Records:
+ + + + +

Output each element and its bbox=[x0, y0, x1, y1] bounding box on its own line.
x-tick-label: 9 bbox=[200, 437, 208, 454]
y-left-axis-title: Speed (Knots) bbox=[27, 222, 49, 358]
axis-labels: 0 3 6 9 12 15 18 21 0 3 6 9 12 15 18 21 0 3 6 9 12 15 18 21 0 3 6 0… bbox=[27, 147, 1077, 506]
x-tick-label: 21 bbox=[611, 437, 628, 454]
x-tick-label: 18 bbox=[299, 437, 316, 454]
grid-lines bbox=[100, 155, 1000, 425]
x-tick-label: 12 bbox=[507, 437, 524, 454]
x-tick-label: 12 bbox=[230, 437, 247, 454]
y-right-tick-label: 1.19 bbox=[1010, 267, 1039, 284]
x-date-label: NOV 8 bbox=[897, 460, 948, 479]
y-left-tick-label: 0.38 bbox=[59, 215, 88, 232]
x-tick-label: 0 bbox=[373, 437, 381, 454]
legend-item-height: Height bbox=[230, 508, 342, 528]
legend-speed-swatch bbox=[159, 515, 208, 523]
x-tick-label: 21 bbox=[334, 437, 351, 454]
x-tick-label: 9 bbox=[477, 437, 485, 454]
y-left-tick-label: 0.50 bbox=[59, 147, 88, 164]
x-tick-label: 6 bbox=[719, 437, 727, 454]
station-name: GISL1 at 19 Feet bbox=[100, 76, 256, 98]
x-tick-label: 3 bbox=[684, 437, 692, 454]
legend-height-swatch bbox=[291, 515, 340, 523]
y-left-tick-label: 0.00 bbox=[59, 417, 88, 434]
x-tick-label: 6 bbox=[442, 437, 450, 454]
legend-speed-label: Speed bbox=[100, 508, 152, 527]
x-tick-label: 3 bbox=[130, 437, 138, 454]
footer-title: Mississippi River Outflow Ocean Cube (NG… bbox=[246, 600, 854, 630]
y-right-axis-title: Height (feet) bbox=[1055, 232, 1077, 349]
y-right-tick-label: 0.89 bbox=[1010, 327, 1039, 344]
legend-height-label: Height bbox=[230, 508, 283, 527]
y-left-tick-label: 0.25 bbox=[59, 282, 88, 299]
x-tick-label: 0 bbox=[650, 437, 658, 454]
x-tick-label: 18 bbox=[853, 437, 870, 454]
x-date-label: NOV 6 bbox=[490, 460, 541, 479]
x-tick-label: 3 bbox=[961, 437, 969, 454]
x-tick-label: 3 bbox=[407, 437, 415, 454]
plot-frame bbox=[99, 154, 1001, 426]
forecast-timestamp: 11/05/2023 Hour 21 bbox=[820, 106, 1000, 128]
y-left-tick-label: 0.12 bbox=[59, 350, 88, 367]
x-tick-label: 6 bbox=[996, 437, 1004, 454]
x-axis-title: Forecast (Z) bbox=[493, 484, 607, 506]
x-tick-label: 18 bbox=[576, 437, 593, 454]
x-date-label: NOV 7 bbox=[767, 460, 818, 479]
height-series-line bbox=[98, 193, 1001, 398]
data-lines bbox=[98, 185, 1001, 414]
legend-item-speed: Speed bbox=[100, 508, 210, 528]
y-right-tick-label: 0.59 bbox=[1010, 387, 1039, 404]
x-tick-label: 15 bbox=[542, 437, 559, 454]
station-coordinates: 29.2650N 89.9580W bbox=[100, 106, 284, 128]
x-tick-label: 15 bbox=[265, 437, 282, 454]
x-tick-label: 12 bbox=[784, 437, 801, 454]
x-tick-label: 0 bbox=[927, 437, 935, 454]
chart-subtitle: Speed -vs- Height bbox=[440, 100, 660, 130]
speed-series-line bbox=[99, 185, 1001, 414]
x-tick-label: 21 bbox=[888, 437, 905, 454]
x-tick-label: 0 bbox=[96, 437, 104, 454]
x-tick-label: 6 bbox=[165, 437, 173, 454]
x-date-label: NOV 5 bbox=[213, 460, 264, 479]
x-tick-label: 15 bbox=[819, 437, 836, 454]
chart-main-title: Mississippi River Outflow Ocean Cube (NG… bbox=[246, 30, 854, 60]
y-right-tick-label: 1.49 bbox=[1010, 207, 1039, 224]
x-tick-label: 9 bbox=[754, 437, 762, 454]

+ + + + +

Given task: Rewrite the listing above, changing every "x-date-label" to "date-label" and leaving all else unchanged.

Expected answer:
Output each element and its bbox=[x0, y0, x1, y1] bounding box on its own line.
x-tick-label: 9 bbox=[200, 437, 208, 454]
y-left-axis-title: Speed (Knots) bbox=[27, 222, 49, 358]
axis-labels: 0 3 6 9 12 15 18 21 0 3 6 9 12 15 18 21 0 3 6 9 12 15 18 21 0 3 6 0… bbox=[27, 147, 1077, 506]
x-tick-label: 21 bbox=[611, 437, 628, 454]
x-tick-label: 18 bbox=[299, 437, 316, 454]
grid-lines bbox=[100, 155, 1000, 425]
x-tick-label: 12 bbox=[507, 437, 524, 454]
x-tick-label: 12 bbox=[230, 437, 247, 454]
y-right-tick-label: 1.19 bbox=[1010, 267, 1039, 284]
date-label: NOV 8 bbox=[897, 460, 948, 479]
y-left-tick-label: 0.38 bbox=[59, 215, 88, 232]
x-tick-label: 0 bbox=[373, 437, 381, 454]
legend-item-height: Height bbox=[230, 508, 342, 528]
legend-speed-swatch bbox=[159, 515, 208, 523]
x-tick-label: 21 bbox=[334, 437, 351, 454]
x-tick-label: 9 bbox=[477, 437, 485, 454]
y-left-tick-label: 0.50 bbox=[59, 147, 88, 164]
x-tick-label: 6 bbox=[719, 437, 727, 454]
station-name: GISL1 at 19 Feet bbox=[100, 76, 256, 98]
x-tick-label: 3 bbox=[684, 437, 692, 454]
legend-height-swatch bbox=[291, 515, 340, 523]
y-left-tick-label: 0.00 bbox=[59, 417, 88, 434]
x-tick-label: 6 bbox=[442, 437, 450, 454]
legend-speed-label: Speed bbox=[100, 508, 152, 527]
x-tick-label: 3 bbox=[130, 437, 138, 454]
footer-title: Mississippi River Outflow Ocean Cube (NG… bbox=[246, 600, 854, 630]
y-right-axis-title: Height (feet) bbox=[1055, 232, 1077, 349]
y-right-tick-label: 0.89 bbox=[1010, 327, 1039, 344]
legend-height-label: Height bbox=[230, 508, 283, 527]
y-left-tick-label: 0.25 bbox=[59, 282, 88, 299]
x-tick-label: 0 bbox=[650, 437, 658, 454]
x-tick-label: 18 bbox=[853, 437, 870, 454]
date-label: NOV 6 bbox=[490, 460, 541, 479]
x-tick-label: 3 bbox=[961, 437, 969, 454]
x-tick-label: 3 bbox=[407, 437, 415, 454]
plot-frame bbox=[99, 154, 1001, 426]
forecast-timestamp: 11/05/2023 Hour 21 bbox=[820, 106, 1000, 128]
y-left-tick-label: 0.12 bbox=[59, 350, 88, 367]
x-tick-label: 6 bbox=[996, 437, 1004, 454]
x-axis-title: Forecast (Z) bbox=[493, 484, 607, 506]
x-tick-label: 18 bbox=[576, 437, 593, 454]
date-label: NOV 7 bbox=[767, 460, 818, 479]
height-series-line bbox=[98, 193, 1001, 398]
data-lines bbox=[98, 185, 1001, 414]
legend-item-speed: Speed bbox=[100, 508, 210, 528]
y-right-tick-label: 0.59 bbox=[1010, 387, 1039, 404]
x-tick-label: 15 bbox=[542, 437, 559, 454]
station-coordinates: 29.2650N 89.9580W bbox=[100, 106, 284, 128]
x-tick-label: 15 bbox=[265, 437, 282, 454]
x-tick-label: 12 bbox=[784, 437, 801, 454]
x-tick-label: 0 bbox=[927, 437, 935, 454]
chart-subtitle: Speed -vs- Height bbox=[440, 100, 660, 130]
speed-series-line bbox=[99, 185, 1001, 414]
x-tick-label: 21 bbox=[888, 437, 905, 454]
x-tick-label: 0 bbox=[96, 437, 104, 454]
x-tick-label: 6 bbox=[165, 437, 173, 454]
date-label: NOV 5 bbox=[213, 460, 264, 479]
x-tick-label: 15 bbox=[819, 437, 836, 454]
chart-main-title: Mississippi River Outflow Ocean Cube (NG… bbox=[246, 30, 854, 60]
y-right-tick-label: 1.49 bbox=[1010, 207, 1039, 224]
x-tick-label: 9 bbox=[754, 437, 762, 454]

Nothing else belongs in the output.